▶ _Work to be completed_: Every line of the material that follows must be printed again exactly.

▶ _Data shown_:
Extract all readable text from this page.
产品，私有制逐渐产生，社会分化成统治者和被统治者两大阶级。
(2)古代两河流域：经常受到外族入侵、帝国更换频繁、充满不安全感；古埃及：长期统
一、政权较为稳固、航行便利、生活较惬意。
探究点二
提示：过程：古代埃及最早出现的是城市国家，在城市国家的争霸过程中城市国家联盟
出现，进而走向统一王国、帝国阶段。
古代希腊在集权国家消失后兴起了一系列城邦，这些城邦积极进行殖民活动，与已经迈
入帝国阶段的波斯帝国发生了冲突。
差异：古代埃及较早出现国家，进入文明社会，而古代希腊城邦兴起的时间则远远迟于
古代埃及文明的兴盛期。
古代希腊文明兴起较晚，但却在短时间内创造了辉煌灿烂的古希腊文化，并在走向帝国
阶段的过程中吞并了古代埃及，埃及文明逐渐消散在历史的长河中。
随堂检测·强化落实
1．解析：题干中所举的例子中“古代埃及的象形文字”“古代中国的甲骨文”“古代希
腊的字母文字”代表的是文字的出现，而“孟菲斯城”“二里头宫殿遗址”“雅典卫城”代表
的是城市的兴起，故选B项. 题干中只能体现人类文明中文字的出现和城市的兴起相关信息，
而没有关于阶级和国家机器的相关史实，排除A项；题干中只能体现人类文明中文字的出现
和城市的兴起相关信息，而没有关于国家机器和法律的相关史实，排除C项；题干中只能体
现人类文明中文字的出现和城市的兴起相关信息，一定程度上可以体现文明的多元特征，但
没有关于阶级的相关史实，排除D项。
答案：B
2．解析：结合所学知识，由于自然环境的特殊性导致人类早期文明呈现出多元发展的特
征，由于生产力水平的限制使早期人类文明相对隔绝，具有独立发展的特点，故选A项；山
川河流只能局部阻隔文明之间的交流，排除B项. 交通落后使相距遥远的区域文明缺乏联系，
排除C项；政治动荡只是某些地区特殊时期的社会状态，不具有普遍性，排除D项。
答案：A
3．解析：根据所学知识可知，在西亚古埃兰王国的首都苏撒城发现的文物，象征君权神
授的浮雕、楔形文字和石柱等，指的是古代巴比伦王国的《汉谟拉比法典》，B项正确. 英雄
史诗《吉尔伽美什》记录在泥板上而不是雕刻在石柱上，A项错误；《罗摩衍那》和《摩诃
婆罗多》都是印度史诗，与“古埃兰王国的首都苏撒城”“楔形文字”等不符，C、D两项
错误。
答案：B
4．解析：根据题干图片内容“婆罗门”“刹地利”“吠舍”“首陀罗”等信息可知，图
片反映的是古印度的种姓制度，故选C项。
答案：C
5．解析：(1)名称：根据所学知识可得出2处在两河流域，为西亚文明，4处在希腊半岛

▶ _Correct result_:
Extract all readable text from this page.
产品，私有制逐渐产生，社会分化成统治者和被统治者两大阶级。
(2)古代两河流域：经常受到外族入侵、帝国更换频繁、充满不安全感；古埃及：长期统
一、政权较为稳固、航行便利、生活较惬意。
探究点二
提示：过程：古代埃及最早出现的是城市国家，在城市国家的争霸过程中城市国家联盟
出现，进而走向统一王国、帝国阶段。
古代希腊在集权国家消失后兴起了一系列城邦，这些城邦积极进行殖民活动，与已经迈
入帝国阶段的波斯帝国发生了冲突。
差异：古代埃及较早出现国家，进入文明社会，而古代希腊城邦兴起的时间则远远迟于
古代埃及文明的兴盛期。
古代希腊文明兴起较晚，但却在短时间内创造了辉煌灿烂的古希腊文化，并在走向帝国
阶段的过程中吞并了古代埃及，埃及文明逐渐消散在历史的长河中。
随堂检测·强化落实
1．解析：题干中所举的例子中“古代埃及的象形文字”“古代中国的甲骨文”“古代希
腊的字母文字”代表的是文字的出现，而“孟菲斯城”“二里头宫殿遗址”“雅典卫城”代表
的是城市的兴起，故选B项. 题干中只能体现人类文明中文字的出现和城市的兴起相关信息，
而没有关于阶级和国家机器的相关史实，排除A项；题干中只能体现人类文明中文字的出现
和城市的兴起相关信息，而没有关于国家机器和法律的相关史实，排除C项；题干中只能体
现人类文明中文字的出现和城市的兴起相关信息，一定程度上可以体现文明的多元特征，但
没有关于阶级的相关史实，排除D项。
答案：B
2．解析：结合所学知识，由于自然环境的特殊性导致人类早期文明呈现出多元发展的特
征，由于生产力水平的限制使早期人类文明相对隔绝，具有独立发展的特点，故选A项；山
川河流只能局部阻隔文明之间的交流，排除B项. 交通落后使相距遥远的区域文明缺乏联系，
排除C项；政治动荡只是某些地区特殊时期的社会状态，不具有普遍性，排除D项。
答案：A
3．解析：根据所学知识可知，在西亚古埃兰王国的首都苏撒城发现的文物，象征君权神
授的浮雕、楔形文字和石柱等，指的是古代巴比伦王国的《汉谟拉比法典》，B项正确. 英雄
史诗《吉尔伽美什》记录在泥板上而不是雕刻在石柱上，A项错误；《罗摩衍那》和《摩诃
婆罗多》都是印度史诗，与“古埃兰王国的首都苏撒城”“楔形文字”等不符，C、D两项
错误。
答案：B
4．解析：根据题干图片内容“婆罗门”“刹地利”“吠舍”“首陀罗”等信息可知，图
片反映的是古印度的种姓制度，故选C项。
答案：C
5．解析：(1)名称：根据所学知识可得出2处在两河流域，为西亚文明，4处在希腊半岛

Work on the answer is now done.